Krzysztof Kozik

Personal information
- Full name: Krzysztof Damian Kozik
- Date of birth: 9 January 1982 (age 43)
- Place of birth: Tychy, Poland
- Height: 1.90 m (6 ft 3 in)
- Position(s): Goalkeeper

Senior career*
- Years: Team / Apps / (Gls)
- 2000: Unia Bieruń Stary
- 2001: RKS Radomsko
- 2001–2002: KS Myszków
- 2002–2003: Aluminium Konin / 29 / (0)
- 2003–2004: RKS Radomsko / 33 / (0)
- 2005–2007: Piast Gliwice / 66 / (0)
- 2007–2010: GKS Bełchatów / 22 / (0)
- 2010–2011: Piast Gliwice / 8 / (0)
- 2011–2012: GKS Katowice / 0 / (0)
- 2013–2017: BKS Stal Bielsko-Biała / 132 / (0)
- 2018–2019: MRKS Czechowice-Dziedzice / 18 / (0)
- 2020–2022: Unia Bieruń Stary / 16 / (0)

= Krzysztof Kozik =

Polish footballer

 Krzysztof Damian Kozik (born 9 January 1982) is a Polish former professional footballer who played as a goalkeeper.

==Career==
He was released from Piast Gliwice on 1 July 2011. and then joined GKS Katowice in August 2011.
· · · ·
> EXERCISES TO COMPLETE:
**1)** Answer these questions from the Krzysztof Kozik profile.
(a) Where was he born?
(b) How tall is he?
(c) On what date was he released from Piast Gliwice?
**2)** List every club that appears more than once in the senior career section of the Krzysztof Kozik profile.
**3)** Reproduce word for word the stretch of the Krzysztof Kozik profile from "Senior career*" through "Bielsko-Biała / 132 / (0)".

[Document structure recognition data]
· · · ·
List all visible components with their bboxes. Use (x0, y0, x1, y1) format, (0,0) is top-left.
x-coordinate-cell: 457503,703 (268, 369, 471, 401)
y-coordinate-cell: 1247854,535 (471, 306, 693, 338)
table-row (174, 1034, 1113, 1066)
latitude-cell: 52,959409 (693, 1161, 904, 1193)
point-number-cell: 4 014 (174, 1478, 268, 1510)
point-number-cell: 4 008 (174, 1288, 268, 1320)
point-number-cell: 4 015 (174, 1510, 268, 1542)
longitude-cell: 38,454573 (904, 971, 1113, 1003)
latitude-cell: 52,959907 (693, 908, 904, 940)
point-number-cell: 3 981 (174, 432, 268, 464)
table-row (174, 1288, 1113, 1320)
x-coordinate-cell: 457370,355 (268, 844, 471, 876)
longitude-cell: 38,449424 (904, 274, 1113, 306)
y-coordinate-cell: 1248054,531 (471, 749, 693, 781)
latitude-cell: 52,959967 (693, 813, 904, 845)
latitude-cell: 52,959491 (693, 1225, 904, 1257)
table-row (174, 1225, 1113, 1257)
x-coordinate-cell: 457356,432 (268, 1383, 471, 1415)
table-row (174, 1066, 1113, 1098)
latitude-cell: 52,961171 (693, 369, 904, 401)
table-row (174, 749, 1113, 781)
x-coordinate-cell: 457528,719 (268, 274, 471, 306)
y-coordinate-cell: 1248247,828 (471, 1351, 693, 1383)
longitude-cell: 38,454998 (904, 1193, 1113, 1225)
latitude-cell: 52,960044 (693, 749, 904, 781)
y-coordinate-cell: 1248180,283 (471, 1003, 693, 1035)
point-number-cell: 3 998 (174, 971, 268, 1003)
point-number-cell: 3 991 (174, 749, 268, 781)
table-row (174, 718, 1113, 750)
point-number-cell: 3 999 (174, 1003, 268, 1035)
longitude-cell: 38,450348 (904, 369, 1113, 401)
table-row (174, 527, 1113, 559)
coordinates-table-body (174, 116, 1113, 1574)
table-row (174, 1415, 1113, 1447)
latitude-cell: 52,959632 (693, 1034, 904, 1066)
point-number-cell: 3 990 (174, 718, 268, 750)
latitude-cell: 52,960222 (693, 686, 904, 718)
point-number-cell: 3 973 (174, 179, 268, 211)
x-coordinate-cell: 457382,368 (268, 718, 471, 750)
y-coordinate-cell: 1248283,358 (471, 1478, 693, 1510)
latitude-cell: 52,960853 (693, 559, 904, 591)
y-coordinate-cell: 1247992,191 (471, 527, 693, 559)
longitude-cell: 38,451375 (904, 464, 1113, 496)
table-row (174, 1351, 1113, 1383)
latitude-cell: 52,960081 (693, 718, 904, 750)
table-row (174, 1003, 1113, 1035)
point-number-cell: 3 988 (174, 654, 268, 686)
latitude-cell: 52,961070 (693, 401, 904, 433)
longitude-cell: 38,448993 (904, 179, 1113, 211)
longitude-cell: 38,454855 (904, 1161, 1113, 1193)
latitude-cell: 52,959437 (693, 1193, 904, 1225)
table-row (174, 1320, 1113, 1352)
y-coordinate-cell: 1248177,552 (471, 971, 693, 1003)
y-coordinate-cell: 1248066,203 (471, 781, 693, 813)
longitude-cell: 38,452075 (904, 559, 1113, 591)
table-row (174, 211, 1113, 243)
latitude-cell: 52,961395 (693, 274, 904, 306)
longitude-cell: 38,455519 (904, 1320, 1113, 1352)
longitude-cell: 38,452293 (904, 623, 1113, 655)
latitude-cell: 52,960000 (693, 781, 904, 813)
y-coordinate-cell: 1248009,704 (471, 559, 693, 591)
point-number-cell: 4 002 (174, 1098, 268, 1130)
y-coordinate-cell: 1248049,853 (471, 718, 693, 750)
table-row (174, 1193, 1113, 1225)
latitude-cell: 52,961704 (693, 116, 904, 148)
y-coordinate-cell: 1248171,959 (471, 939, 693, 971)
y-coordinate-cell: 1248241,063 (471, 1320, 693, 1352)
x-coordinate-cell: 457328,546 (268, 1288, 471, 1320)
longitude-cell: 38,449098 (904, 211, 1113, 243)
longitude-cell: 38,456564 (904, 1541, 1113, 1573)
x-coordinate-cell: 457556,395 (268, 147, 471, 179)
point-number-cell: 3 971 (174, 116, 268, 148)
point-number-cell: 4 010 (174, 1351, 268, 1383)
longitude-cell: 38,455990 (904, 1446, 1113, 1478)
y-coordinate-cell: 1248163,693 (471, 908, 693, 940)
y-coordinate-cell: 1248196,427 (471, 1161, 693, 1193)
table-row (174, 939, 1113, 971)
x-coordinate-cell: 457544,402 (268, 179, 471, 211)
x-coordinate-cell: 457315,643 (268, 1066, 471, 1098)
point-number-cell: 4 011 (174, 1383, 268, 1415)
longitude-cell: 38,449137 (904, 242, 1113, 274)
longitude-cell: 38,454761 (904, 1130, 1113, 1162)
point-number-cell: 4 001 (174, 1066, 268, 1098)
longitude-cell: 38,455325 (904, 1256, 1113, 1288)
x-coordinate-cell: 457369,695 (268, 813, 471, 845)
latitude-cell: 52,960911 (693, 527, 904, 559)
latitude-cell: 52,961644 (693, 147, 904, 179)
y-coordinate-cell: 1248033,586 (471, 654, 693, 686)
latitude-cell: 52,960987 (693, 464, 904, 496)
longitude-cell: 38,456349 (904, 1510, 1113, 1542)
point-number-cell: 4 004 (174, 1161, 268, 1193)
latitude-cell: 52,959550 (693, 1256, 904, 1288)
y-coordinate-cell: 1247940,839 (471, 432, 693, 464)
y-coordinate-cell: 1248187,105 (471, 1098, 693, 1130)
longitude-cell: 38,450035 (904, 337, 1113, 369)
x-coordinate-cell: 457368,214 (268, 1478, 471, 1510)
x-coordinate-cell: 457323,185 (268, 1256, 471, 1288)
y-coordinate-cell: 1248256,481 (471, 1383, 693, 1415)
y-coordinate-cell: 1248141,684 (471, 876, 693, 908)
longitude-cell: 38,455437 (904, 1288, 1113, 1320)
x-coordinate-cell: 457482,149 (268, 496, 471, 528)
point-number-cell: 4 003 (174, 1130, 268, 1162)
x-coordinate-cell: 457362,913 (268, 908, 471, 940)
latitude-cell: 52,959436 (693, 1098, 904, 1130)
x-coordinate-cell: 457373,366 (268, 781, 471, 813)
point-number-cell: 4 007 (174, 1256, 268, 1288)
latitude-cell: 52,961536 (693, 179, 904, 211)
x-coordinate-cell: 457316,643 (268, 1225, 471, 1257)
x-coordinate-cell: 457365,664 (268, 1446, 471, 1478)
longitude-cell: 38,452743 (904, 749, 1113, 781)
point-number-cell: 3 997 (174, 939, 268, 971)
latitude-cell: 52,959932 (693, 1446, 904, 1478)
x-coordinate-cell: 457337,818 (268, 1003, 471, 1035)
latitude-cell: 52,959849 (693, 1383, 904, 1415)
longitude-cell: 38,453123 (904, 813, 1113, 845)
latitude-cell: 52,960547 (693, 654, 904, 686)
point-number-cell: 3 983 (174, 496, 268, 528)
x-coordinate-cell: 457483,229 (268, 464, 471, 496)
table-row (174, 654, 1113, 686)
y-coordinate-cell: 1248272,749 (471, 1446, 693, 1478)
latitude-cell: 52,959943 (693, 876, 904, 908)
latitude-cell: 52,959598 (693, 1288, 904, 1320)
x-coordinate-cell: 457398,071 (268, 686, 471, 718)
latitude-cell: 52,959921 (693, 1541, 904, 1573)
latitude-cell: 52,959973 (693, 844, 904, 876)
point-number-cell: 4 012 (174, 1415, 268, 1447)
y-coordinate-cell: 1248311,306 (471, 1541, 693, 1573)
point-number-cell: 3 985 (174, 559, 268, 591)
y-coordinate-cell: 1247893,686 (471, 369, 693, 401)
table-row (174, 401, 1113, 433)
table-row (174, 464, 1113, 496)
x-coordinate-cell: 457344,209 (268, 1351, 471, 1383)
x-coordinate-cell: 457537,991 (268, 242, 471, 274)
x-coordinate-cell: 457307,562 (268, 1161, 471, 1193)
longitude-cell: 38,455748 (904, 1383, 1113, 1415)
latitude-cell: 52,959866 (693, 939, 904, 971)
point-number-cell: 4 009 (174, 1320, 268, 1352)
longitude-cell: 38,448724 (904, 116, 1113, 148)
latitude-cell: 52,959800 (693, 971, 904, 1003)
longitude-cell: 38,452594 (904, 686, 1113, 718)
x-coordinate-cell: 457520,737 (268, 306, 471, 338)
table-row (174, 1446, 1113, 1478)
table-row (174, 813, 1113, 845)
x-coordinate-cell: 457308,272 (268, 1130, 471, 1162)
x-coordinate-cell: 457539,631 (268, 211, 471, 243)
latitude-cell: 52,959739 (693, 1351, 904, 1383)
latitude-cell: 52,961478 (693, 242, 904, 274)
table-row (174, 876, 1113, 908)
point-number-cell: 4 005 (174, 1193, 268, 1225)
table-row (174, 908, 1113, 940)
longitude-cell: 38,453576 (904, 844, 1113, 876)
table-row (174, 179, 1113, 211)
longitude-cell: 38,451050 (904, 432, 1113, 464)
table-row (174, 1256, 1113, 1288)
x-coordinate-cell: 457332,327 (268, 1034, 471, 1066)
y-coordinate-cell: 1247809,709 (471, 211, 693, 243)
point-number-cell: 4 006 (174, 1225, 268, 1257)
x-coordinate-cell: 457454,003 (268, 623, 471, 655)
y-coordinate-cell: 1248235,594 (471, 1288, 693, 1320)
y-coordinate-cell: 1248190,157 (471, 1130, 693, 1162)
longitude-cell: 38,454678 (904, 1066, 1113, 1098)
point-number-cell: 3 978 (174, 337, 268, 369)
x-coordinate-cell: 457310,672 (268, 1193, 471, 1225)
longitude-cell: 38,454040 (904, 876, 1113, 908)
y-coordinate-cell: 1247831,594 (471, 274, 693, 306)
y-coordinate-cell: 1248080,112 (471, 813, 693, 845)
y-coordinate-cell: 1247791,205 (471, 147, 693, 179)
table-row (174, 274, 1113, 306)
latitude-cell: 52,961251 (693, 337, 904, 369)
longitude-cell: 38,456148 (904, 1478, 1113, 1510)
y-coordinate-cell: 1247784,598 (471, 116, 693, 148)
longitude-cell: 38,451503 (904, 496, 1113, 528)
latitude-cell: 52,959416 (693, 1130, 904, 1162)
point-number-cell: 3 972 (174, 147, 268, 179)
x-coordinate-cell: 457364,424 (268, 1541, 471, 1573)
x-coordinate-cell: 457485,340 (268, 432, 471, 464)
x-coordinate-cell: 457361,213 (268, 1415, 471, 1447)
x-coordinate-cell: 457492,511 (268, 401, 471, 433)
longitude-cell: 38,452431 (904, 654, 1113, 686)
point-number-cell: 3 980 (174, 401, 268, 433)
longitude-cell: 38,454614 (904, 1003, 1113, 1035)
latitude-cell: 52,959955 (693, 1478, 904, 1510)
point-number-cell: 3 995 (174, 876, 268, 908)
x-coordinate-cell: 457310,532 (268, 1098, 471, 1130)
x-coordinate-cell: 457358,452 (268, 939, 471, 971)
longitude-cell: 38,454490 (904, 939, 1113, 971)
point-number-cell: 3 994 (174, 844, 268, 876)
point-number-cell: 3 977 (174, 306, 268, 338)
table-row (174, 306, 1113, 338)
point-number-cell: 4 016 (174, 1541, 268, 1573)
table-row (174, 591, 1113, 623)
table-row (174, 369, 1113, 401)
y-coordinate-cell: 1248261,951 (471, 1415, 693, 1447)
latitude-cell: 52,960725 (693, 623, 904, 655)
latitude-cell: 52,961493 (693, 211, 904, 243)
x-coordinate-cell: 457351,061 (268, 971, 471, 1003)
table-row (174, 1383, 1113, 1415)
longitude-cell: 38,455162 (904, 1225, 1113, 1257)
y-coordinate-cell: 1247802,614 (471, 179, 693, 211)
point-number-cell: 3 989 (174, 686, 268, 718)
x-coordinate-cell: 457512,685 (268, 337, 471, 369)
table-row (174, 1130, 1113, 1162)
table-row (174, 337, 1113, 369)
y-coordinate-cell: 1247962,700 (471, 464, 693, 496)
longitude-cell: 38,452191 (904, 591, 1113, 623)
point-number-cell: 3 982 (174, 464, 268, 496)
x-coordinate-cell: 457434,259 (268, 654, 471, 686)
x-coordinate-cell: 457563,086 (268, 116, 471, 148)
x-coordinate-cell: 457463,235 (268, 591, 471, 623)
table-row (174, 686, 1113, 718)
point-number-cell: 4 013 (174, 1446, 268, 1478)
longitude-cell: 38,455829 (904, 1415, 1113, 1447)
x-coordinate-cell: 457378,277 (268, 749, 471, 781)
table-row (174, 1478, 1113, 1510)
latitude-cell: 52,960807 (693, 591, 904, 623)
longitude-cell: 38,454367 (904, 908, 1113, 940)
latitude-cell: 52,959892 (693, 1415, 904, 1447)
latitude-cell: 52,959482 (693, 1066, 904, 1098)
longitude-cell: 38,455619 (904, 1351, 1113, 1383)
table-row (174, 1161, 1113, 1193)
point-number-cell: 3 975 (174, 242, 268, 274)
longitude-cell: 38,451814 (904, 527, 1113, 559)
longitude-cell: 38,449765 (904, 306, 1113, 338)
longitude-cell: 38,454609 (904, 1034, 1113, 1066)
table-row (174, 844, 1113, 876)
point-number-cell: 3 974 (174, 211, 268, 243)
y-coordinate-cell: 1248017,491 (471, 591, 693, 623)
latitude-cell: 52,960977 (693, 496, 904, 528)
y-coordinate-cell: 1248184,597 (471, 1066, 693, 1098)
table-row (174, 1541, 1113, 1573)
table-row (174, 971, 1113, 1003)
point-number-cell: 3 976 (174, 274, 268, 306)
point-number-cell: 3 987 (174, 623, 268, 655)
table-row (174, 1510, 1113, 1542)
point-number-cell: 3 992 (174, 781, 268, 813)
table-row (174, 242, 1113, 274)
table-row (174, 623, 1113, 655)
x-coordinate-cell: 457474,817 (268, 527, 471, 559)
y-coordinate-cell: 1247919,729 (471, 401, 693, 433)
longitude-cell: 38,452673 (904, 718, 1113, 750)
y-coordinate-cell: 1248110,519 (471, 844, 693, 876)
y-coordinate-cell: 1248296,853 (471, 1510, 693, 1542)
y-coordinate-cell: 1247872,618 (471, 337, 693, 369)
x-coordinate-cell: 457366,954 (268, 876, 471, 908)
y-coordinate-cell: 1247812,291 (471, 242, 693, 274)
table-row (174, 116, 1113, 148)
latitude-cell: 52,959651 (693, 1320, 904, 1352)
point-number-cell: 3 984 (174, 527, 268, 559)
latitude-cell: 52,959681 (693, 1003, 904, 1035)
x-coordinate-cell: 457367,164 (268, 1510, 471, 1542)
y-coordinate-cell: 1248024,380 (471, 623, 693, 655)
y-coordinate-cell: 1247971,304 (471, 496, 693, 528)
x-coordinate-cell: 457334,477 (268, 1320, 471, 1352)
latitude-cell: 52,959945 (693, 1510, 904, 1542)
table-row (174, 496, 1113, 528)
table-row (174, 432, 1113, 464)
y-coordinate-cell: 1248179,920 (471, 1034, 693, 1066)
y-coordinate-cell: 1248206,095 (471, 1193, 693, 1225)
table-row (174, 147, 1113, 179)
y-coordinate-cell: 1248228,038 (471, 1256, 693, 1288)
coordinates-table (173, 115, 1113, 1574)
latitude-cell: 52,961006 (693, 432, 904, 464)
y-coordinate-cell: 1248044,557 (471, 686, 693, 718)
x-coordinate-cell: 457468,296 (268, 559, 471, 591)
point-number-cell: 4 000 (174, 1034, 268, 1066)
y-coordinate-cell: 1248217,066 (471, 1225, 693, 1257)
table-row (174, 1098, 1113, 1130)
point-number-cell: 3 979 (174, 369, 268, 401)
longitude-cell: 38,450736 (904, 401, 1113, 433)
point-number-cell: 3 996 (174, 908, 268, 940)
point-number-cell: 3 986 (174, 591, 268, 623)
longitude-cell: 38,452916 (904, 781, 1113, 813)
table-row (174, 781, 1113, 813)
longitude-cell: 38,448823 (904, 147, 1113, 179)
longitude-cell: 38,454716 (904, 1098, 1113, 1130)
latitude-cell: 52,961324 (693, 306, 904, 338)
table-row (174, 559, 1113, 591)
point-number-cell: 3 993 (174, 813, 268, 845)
· · · ·
> RESULTS FOR EACH TASK:
**1)**
(a) Tychy, Poland
(b) 1.90 m (6 ft 3 in)
(c) 1 July 2011

**2)**
Unia Bieruń Stary
RKS Radomsko
Piast Gliwice

**3)**
Senior career*
- Years: Team / Apps / (Gls)
- 2000: Unia Bieruń Stary
- 2001: RKS Radomsko
- 2001–2002: KS Myszków
- 2002–2003: Aluminium Konin / 29 / (0)
- 2003–2004: RKS Radomsko / 33 / (0)
- 2005–2007: Piast Gliwice / 66 / (0)
- 2007–2010: GKS Bełchatów / 22 / (0)
- 2010–2011: Piast Gliwice / 8 / (0)
- 2011–2012: GKS Katowice / 0 / (0)
- 2013–2017: BKS Stal Bielsko-Biała / 132 / (0)